[Start Stored records]
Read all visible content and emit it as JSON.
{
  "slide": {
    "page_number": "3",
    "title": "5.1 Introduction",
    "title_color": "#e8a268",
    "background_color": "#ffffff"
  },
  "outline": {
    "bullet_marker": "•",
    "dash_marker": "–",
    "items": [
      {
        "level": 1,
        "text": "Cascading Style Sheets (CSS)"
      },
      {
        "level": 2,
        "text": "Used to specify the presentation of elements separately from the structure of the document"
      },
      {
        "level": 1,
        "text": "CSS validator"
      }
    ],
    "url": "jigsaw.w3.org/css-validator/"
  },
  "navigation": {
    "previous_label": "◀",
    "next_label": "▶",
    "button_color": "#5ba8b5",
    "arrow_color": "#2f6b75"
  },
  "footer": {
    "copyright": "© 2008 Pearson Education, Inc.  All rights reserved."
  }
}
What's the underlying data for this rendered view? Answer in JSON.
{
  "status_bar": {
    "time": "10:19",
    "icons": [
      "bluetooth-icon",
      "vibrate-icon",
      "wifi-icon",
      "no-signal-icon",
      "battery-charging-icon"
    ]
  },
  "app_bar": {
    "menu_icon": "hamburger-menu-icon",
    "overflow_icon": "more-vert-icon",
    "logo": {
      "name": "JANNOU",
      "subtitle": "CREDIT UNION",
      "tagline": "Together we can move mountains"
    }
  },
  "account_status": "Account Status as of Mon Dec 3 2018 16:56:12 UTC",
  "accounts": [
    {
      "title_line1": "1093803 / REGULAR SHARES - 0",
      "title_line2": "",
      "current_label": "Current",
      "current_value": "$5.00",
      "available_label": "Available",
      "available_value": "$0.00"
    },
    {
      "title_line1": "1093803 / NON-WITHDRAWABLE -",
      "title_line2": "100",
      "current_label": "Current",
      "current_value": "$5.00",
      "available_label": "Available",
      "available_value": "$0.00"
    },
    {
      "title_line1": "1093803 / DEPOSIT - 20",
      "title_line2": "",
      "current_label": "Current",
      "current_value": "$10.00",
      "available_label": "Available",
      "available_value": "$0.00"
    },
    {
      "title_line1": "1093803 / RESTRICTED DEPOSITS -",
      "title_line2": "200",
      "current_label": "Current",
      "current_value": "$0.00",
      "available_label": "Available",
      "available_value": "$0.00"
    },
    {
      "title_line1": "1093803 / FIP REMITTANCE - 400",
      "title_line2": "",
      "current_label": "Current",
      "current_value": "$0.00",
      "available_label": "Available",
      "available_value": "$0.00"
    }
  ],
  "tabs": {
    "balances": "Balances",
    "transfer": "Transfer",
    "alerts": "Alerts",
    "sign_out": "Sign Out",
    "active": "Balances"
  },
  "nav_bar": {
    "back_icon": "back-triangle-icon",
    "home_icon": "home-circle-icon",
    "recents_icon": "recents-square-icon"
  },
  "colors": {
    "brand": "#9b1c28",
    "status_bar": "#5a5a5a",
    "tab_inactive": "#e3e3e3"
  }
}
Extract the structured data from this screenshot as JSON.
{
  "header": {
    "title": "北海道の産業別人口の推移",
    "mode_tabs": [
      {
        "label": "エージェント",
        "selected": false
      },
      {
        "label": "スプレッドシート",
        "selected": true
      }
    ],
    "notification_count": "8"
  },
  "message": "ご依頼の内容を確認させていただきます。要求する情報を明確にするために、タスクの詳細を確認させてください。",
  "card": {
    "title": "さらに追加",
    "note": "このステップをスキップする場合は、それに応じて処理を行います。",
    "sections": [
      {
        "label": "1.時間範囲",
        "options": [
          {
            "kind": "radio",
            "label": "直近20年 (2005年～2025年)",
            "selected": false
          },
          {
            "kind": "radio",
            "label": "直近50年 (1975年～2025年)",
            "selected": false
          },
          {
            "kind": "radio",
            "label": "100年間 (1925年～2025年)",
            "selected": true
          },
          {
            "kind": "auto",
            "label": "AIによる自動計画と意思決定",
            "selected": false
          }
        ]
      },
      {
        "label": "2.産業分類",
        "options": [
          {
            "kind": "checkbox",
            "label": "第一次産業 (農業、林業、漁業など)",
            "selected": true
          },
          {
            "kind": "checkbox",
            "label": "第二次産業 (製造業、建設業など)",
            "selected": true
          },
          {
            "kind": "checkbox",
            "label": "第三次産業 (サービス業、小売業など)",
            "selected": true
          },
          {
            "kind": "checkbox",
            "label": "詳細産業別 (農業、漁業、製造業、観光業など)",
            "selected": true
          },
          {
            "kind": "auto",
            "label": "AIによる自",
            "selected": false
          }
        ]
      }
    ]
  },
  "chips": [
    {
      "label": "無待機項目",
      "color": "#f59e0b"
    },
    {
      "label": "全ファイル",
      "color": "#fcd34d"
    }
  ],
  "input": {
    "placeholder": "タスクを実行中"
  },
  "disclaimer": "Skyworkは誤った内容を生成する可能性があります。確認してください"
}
[End Stored records]
• Your task:
Return every line of the preceding records in which the word "from" appears.

• Worked answer:
        "text": "Used to specify the presentation of elements separately from the structure of the document"
Extract the structured data from this screenshot as JSON.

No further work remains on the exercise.